[WHAT IS REQUIRED] Report each line of the data below that contains the string "main" by copying the full line. Matching is case-sensitive.

[Element box annotations]
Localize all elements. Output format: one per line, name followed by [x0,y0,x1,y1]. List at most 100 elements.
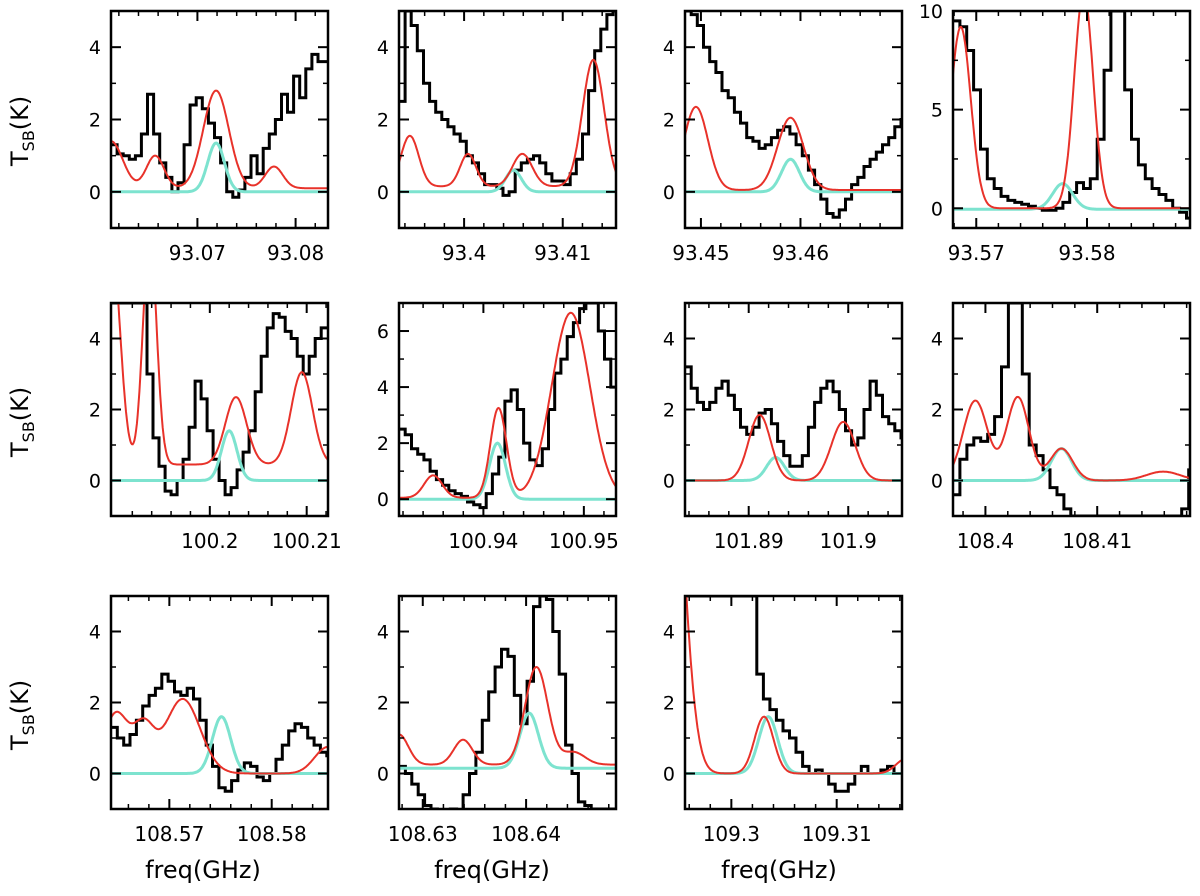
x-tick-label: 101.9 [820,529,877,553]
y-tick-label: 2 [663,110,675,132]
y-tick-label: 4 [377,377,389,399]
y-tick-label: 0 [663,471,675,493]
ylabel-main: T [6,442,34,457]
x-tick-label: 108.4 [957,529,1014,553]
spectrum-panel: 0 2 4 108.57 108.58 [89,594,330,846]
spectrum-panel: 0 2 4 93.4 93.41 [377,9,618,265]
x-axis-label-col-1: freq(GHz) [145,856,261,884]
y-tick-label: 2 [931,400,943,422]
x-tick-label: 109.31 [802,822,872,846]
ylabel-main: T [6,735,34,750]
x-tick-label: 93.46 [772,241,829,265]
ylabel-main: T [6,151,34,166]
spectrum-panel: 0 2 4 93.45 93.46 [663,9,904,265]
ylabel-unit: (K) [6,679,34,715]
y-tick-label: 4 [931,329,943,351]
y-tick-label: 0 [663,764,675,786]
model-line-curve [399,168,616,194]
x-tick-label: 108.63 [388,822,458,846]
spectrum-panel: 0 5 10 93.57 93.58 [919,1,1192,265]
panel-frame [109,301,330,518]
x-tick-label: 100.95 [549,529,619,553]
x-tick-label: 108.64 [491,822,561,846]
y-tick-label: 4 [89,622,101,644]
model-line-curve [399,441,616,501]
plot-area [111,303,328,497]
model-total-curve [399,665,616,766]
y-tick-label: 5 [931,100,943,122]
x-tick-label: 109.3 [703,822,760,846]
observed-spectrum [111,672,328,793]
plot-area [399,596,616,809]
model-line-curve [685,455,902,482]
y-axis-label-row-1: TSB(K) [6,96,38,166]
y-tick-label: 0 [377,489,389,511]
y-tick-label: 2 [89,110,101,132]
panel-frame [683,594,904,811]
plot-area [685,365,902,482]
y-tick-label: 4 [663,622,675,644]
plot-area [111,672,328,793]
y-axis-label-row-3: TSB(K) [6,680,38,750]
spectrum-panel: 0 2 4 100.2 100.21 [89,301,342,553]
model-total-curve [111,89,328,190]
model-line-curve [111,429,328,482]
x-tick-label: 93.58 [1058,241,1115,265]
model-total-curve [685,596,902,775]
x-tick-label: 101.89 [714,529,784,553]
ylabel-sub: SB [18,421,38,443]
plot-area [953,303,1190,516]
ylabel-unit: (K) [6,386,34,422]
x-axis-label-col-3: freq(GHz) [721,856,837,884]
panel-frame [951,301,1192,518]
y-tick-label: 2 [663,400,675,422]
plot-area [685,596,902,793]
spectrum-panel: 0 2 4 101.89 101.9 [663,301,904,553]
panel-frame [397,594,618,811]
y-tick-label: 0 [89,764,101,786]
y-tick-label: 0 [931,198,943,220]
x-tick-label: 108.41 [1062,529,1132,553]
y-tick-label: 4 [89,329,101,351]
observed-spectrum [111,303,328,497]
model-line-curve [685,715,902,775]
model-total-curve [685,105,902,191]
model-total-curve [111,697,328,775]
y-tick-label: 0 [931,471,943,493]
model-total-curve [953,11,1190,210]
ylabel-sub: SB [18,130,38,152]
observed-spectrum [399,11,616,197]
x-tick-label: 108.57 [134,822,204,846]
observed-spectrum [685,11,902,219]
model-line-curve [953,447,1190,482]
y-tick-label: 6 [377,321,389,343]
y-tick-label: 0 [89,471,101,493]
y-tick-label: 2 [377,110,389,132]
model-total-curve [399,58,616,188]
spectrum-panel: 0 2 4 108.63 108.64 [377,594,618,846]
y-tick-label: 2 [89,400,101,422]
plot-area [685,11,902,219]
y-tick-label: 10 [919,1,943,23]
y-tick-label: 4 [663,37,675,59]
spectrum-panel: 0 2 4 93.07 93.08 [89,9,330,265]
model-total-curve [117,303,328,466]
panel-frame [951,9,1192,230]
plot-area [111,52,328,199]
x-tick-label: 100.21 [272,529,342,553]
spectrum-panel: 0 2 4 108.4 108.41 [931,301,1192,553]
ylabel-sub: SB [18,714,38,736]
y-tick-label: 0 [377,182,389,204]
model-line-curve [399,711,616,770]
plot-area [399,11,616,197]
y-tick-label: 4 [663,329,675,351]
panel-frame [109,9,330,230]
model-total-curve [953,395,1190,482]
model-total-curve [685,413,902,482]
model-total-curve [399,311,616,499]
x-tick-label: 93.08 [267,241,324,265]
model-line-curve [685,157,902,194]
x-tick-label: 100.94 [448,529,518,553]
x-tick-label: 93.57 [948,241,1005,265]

* * *

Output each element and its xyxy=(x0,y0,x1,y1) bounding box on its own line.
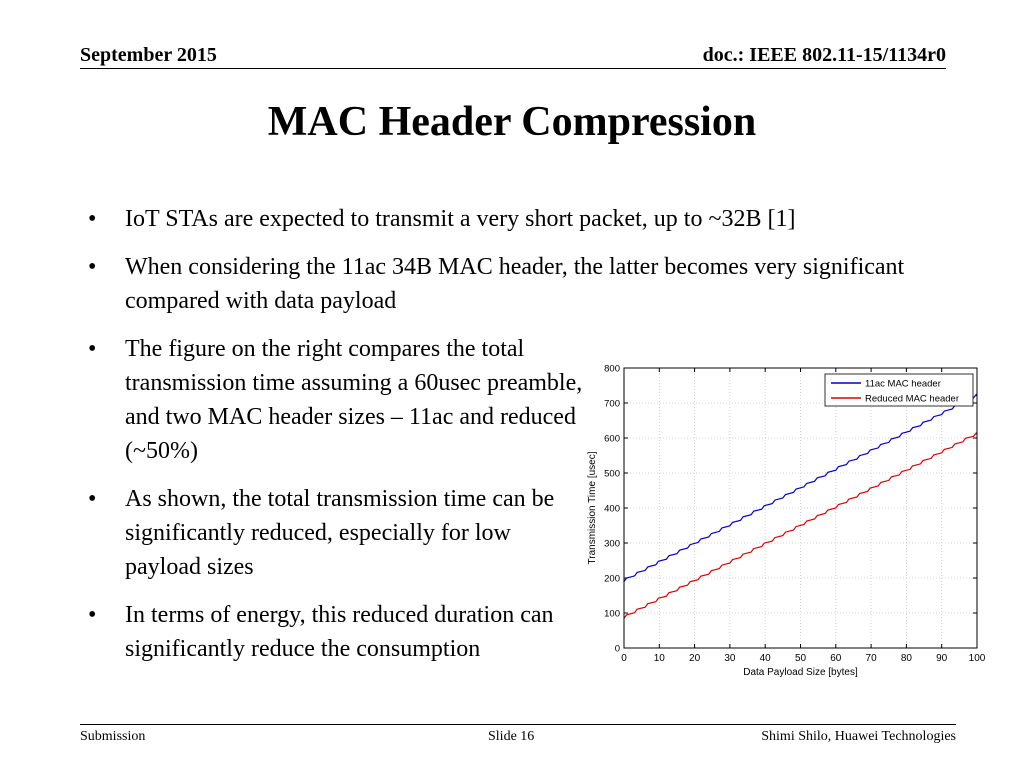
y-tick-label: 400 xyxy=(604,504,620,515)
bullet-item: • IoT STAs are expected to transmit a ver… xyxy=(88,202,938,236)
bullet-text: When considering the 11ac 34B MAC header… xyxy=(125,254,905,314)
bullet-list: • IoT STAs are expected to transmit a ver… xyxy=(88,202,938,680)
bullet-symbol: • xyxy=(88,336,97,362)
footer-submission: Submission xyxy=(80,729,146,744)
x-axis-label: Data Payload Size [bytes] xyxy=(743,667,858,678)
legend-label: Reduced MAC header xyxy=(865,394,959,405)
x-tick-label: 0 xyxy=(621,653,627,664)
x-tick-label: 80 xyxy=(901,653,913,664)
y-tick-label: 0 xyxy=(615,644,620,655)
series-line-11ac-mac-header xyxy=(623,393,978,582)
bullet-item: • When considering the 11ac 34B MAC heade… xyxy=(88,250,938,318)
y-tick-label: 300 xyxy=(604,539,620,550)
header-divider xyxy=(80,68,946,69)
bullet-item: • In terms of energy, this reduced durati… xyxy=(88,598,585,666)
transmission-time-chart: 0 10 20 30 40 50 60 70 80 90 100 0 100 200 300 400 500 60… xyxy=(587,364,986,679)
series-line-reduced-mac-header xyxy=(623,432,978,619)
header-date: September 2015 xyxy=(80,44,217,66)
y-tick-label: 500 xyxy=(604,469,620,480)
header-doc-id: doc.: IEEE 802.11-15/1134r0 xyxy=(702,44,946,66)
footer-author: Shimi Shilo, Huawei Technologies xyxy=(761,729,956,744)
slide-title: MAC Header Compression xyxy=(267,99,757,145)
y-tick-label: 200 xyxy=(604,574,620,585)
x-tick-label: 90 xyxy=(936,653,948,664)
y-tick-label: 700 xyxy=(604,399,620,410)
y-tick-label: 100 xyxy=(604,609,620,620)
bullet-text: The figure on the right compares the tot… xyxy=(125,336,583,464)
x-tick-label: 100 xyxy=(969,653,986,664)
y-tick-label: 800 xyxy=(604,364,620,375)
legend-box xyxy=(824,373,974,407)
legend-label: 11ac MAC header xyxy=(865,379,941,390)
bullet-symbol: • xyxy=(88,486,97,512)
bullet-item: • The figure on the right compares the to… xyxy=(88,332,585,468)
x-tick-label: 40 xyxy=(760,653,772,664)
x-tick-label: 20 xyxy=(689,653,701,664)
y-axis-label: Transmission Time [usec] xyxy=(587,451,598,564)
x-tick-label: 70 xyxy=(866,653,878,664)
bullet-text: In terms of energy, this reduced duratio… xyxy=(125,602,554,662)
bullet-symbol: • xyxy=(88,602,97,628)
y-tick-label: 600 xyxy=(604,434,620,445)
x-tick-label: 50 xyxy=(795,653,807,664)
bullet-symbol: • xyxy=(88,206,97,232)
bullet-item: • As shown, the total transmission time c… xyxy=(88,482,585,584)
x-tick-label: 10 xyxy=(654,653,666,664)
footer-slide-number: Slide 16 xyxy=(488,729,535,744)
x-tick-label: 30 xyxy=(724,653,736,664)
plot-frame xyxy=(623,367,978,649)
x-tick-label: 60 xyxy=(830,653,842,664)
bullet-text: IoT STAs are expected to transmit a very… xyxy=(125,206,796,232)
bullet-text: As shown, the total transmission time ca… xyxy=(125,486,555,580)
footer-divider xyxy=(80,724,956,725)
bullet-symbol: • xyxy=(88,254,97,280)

* * *

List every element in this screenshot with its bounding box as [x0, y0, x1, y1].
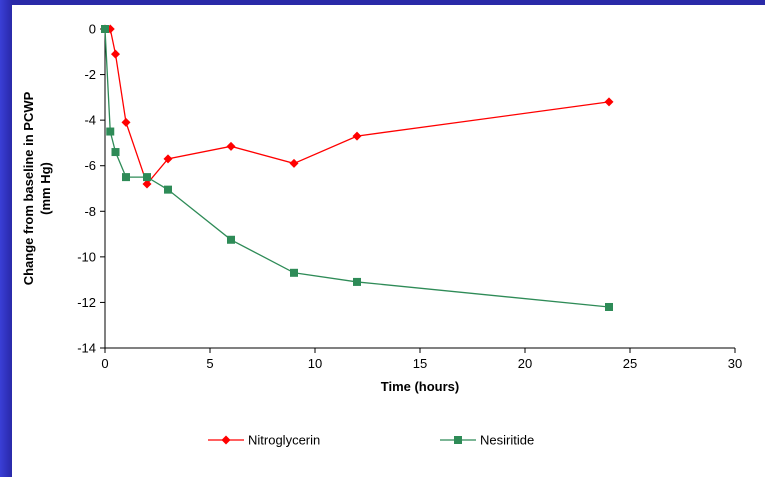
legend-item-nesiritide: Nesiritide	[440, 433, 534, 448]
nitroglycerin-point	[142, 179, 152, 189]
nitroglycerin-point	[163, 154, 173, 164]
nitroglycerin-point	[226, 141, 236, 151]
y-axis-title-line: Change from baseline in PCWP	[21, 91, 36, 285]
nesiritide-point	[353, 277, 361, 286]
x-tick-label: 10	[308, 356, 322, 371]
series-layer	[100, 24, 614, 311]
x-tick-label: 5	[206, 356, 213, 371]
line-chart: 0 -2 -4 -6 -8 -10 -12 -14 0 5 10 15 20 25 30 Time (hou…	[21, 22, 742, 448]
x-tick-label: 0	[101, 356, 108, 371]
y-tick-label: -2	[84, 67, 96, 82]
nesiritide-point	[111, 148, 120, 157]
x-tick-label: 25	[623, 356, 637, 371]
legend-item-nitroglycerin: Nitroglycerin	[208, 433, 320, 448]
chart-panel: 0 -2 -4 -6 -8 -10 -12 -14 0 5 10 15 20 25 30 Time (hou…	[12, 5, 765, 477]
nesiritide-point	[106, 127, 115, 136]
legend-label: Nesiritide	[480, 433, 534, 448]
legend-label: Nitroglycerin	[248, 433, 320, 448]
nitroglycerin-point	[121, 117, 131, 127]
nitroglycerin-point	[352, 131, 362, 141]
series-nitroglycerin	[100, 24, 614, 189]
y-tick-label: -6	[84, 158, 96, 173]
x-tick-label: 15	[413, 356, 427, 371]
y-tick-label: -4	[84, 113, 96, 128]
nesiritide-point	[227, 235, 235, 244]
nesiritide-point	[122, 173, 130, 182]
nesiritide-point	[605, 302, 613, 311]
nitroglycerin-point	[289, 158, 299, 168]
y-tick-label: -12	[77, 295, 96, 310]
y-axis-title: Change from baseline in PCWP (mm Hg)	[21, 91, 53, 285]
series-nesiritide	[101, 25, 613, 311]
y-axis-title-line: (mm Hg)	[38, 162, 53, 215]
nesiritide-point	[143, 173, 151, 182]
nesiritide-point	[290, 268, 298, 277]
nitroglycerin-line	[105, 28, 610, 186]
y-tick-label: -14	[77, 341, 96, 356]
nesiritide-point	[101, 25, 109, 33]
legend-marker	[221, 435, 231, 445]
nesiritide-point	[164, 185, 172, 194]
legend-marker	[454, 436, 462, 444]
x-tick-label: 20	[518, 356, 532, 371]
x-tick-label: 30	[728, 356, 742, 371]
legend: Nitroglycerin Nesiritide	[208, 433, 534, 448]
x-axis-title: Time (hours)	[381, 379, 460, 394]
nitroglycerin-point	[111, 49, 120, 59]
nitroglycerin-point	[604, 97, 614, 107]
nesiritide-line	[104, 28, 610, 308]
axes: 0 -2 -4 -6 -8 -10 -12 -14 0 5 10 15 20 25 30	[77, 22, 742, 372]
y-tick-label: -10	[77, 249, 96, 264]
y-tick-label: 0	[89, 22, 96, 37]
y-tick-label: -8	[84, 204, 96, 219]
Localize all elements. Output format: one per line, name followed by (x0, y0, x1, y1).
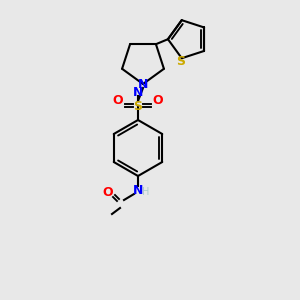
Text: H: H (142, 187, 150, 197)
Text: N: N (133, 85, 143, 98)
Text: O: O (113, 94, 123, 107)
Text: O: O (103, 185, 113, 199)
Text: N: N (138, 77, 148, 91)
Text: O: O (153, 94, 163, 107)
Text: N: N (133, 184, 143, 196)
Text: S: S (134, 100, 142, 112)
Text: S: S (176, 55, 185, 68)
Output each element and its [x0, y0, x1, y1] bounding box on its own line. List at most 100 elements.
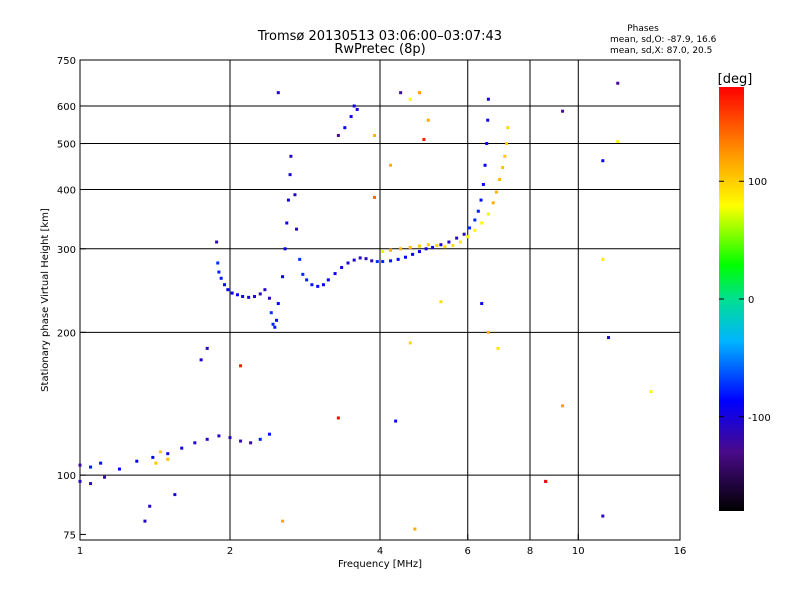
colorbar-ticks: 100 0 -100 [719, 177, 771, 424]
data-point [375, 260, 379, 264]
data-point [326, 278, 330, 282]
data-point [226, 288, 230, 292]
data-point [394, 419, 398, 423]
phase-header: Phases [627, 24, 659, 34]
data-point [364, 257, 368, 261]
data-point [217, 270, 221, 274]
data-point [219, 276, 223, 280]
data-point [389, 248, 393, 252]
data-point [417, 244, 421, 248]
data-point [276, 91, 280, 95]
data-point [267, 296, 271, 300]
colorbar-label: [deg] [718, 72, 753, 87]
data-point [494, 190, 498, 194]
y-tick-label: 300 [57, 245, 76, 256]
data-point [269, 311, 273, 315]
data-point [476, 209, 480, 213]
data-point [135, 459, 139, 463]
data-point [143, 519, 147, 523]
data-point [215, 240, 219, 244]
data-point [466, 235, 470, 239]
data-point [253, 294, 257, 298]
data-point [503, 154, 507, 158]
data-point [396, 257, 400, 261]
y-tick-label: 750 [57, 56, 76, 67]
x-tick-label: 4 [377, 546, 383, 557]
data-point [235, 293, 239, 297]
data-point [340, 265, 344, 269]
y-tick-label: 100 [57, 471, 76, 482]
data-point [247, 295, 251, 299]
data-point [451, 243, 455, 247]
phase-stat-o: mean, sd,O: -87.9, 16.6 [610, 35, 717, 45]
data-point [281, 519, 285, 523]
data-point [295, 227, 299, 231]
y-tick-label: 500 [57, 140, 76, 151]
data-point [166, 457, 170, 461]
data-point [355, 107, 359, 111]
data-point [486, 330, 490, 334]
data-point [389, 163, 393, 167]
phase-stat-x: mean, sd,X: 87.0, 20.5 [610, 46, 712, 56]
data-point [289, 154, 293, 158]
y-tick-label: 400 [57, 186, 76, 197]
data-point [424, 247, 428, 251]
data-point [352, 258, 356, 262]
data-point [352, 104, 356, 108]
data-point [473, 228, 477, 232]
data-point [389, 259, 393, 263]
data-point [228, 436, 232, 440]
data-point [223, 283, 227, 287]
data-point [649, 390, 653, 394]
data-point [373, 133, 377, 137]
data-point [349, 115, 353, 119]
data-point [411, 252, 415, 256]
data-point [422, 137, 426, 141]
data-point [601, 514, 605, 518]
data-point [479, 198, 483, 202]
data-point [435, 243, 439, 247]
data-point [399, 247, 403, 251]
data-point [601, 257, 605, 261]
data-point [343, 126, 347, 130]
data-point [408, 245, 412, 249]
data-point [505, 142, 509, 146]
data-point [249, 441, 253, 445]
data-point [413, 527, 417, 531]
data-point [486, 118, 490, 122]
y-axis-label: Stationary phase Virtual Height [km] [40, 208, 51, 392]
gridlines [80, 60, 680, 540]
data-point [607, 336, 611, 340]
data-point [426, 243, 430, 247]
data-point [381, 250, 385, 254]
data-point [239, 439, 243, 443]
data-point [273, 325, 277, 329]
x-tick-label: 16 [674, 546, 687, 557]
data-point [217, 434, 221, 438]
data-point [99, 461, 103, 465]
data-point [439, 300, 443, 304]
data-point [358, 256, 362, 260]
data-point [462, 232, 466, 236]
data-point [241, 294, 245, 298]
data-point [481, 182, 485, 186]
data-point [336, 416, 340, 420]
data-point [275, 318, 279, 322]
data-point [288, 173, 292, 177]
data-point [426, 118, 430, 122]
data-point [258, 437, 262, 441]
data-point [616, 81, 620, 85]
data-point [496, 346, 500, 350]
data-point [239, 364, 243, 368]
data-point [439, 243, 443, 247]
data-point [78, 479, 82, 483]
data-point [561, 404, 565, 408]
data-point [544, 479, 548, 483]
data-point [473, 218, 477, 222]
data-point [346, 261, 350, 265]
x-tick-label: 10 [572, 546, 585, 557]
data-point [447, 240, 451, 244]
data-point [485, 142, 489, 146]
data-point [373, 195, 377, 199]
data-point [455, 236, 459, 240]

[SOLUTION BELOW]
ylabel-main: T [6,442,34,457]
ylabel-main: T [6,735,34,750]
ylabel-main: T [6,151,34,166]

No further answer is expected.